Task description
Lines containing the string "Ordner" are to be collected in full.

Task material
## START

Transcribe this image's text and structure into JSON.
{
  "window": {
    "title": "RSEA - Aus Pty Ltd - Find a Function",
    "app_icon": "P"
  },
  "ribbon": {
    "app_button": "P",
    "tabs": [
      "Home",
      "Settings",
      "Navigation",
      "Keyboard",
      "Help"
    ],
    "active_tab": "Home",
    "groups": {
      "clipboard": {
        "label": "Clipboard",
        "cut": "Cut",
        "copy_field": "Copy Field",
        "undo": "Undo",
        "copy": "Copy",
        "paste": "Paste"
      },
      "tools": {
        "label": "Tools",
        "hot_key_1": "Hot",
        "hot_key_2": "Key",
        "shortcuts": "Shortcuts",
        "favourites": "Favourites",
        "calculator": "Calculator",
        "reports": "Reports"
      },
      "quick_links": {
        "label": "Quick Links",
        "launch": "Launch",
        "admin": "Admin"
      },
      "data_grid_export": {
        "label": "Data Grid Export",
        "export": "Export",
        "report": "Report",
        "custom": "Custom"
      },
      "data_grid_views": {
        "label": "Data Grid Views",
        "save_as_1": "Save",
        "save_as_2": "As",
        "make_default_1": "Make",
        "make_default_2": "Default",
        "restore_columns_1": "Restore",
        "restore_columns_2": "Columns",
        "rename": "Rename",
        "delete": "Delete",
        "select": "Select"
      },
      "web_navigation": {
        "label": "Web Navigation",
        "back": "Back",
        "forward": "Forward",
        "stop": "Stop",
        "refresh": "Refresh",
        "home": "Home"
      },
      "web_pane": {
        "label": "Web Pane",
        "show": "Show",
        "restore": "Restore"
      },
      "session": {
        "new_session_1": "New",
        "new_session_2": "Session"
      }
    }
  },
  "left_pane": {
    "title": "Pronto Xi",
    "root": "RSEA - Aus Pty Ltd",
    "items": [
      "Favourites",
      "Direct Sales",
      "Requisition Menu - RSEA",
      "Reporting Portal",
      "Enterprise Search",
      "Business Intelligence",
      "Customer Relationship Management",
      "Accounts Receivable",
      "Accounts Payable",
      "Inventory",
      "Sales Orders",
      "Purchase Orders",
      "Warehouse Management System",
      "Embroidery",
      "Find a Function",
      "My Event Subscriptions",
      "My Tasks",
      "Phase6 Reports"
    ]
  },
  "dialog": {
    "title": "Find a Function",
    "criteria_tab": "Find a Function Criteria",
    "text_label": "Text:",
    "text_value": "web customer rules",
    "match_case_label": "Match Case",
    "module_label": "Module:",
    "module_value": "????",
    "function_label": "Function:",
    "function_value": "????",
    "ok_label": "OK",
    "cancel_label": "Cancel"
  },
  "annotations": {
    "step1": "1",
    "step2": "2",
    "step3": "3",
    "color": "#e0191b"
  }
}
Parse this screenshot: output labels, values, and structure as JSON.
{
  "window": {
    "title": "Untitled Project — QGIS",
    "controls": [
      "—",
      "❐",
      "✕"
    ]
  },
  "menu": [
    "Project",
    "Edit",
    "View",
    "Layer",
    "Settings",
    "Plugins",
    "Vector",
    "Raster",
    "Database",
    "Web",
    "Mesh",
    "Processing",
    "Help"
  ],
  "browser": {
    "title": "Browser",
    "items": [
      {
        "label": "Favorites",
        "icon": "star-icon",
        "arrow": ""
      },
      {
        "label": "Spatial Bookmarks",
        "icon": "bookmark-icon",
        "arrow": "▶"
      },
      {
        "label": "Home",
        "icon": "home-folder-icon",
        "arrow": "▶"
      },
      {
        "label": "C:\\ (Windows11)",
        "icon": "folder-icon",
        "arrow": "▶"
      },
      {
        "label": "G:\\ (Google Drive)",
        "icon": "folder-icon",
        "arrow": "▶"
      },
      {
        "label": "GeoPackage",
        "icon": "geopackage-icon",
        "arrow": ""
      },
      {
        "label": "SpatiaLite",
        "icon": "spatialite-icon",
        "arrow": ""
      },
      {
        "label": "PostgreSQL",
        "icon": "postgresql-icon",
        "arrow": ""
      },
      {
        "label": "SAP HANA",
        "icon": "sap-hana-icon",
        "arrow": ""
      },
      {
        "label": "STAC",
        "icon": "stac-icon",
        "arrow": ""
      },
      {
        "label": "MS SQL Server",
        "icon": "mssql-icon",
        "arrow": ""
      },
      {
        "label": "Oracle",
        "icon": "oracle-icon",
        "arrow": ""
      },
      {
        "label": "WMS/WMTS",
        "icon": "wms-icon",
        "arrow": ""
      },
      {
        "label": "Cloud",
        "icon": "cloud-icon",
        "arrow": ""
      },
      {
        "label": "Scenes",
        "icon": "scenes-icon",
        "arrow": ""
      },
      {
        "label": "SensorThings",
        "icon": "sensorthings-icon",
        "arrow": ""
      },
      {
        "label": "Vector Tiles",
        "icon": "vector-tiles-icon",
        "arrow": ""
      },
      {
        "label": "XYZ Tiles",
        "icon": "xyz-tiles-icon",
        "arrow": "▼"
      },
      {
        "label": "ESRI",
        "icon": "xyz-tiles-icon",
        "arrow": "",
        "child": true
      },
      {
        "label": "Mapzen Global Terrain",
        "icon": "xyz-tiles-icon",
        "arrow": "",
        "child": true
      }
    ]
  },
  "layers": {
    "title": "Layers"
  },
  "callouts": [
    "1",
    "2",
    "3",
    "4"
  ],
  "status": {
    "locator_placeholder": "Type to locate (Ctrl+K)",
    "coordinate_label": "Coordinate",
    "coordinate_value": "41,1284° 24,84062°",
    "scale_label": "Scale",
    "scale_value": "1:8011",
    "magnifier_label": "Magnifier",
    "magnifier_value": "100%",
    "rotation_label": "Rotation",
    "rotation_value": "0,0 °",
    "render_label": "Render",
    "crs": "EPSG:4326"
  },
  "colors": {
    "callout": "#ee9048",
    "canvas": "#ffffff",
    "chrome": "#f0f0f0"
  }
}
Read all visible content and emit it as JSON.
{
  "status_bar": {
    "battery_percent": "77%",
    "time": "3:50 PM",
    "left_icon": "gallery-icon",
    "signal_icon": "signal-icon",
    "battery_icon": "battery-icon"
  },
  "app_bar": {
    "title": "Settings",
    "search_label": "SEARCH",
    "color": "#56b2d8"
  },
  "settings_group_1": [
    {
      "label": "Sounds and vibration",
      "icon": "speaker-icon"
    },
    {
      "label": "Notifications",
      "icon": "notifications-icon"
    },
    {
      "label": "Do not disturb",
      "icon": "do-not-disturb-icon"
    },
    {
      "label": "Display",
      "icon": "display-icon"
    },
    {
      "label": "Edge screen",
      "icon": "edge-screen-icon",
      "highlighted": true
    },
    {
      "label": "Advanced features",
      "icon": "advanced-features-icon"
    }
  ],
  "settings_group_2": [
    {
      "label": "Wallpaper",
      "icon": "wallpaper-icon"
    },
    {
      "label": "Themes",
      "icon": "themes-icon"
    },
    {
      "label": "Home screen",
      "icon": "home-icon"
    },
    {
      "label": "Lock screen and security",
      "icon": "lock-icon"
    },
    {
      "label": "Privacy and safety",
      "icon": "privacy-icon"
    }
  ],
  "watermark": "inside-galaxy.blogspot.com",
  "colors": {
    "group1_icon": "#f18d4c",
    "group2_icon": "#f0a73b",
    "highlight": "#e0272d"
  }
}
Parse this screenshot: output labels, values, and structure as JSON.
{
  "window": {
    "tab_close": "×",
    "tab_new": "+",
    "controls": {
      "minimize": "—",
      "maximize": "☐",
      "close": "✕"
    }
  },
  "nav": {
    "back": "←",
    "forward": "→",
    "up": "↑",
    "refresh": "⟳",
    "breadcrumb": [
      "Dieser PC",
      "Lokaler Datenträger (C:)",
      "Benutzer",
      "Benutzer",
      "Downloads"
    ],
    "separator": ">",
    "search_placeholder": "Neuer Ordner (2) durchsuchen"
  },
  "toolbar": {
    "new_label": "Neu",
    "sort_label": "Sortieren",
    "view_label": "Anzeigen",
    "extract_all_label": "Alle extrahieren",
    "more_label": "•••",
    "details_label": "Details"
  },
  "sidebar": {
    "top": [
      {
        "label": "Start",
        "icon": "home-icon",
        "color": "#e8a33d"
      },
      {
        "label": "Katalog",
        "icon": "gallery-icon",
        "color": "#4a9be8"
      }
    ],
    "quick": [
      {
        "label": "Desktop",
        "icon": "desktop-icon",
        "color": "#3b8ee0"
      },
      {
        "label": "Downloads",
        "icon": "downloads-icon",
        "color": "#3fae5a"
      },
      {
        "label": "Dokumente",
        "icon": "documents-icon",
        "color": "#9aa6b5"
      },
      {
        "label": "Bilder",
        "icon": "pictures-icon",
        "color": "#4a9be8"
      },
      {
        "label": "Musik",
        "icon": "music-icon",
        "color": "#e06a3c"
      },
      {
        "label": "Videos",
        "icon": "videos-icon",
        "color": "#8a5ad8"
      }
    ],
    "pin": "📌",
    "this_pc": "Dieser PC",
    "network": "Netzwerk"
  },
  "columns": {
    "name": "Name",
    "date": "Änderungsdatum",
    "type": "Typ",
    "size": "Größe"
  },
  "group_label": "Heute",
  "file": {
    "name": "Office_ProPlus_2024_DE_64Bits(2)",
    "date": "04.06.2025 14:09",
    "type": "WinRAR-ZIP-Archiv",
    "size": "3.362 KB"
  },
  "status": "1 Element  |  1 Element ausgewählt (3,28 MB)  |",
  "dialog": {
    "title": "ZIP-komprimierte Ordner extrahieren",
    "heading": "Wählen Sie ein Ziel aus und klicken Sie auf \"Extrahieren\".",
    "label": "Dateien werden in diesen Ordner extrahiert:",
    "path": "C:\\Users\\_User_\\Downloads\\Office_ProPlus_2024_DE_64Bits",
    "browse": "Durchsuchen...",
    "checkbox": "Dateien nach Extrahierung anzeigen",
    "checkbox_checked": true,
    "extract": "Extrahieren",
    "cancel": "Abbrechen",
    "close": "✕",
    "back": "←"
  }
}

## END

Task answer
    "search_placeholder": "Neuer Ordner (2) durchsuchen"
    "title": "ZIP-komprimierte Ordner extrahieren",
    "label": "Dateien werden in diesen Ordner extrahiert:",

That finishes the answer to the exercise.